What is being asked – Gather all lines in the entries below that include the word "Surry".

(Records from a collection)
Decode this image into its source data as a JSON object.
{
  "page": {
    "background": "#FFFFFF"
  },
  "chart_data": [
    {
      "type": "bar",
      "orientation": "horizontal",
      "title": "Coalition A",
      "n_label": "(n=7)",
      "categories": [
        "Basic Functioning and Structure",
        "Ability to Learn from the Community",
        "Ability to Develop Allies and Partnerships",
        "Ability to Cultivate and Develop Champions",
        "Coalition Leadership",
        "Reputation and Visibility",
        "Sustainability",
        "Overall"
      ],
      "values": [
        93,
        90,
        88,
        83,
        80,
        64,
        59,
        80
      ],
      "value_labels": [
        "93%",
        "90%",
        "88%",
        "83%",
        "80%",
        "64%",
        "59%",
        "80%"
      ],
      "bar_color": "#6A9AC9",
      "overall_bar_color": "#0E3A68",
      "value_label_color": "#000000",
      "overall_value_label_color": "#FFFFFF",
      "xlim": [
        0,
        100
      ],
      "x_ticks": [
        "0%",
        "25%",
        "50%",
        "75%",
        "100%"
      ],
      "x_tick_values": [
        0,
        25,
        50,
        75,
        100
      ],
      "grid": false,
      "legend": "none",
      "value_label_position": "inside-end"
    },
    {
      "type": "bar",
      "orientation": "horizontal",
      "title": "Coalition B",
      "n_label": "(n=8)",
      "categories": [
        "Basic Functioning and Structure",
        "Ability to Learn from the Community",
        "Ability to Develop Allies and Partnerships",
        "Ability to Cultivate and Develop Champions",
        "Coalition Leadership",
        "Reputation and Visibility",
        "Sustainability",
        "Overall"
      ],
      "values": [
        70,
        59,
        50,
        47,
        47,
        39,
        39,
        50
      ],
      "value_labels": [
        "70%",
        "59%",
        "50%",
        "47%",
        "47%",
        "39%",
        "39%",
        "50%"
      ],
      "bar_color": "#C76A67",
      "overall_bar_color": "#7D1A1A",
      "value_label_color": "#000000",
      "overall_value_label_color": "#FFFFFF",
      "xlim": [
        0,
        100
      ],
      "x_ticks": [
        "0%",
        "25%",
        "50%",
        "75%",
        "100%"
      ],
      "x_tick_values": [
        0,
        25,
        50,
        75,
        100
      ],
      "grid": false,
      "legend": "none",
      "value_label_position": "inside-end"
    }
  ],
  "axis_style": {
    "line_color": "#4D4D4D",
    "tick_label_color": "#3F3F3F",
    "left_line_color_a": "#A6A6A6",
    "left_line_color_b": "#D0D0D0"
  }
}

--

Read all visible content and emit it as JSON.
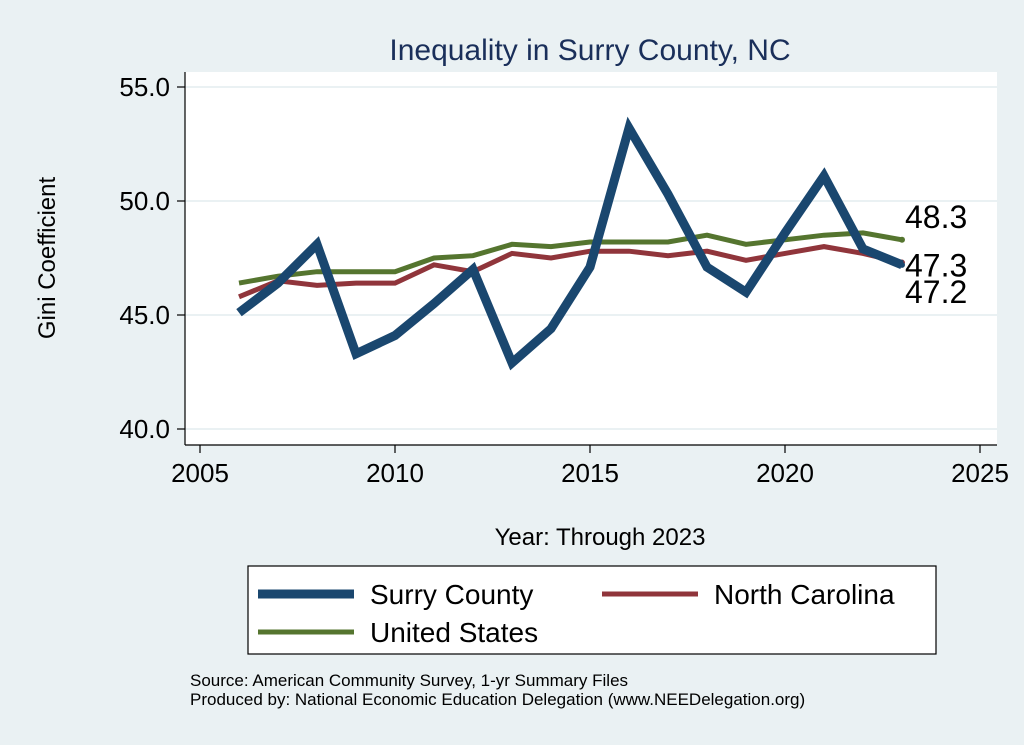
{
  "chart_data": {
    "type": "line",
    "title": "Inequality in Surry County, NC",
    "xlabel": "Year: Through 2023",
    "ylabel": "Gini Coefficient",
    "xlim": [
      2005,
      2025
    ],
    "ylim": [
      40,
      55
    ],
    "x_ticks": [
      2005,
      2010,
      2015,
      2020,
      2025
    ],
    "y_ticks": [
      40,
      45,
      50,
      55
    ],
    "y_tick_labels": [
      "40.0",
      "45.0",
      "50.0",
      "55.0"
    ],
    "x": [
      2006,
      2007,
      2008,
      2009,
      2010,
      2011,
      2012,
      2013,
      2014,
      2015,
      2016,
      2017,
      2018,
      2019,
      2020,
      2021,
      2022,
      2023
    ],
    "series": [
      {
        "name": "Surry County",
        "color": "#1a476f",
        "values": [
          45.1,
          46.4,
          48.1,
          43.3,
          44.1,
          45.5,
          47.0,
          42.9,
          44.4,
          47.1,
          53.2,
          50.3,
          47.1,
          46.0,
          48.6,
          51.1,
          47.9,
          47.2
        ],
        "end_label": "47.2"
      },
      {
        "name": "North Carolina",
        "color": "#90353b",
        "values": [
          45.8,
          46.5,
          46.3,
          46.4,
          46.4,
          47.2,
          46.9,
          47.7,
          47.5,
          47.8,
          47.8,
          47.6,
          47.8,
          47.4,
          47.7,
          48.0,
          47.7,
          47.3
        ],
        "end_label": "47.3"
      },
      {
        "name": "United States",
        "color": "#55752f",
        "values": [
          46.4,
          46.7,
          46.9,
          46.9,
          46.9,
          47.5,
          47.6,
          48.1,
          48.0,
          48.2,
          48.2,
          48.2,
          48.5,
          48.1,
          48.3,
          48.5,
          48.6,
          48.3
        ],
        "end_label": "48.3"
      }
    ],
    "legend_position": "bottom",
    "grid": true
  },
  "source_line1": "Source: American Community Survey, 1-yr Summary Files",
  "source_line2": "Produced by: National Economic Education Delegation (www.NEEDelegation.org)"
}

Answer for the task –
    "title": "Inequality in Surry County, NC",
        "name": "Surry County",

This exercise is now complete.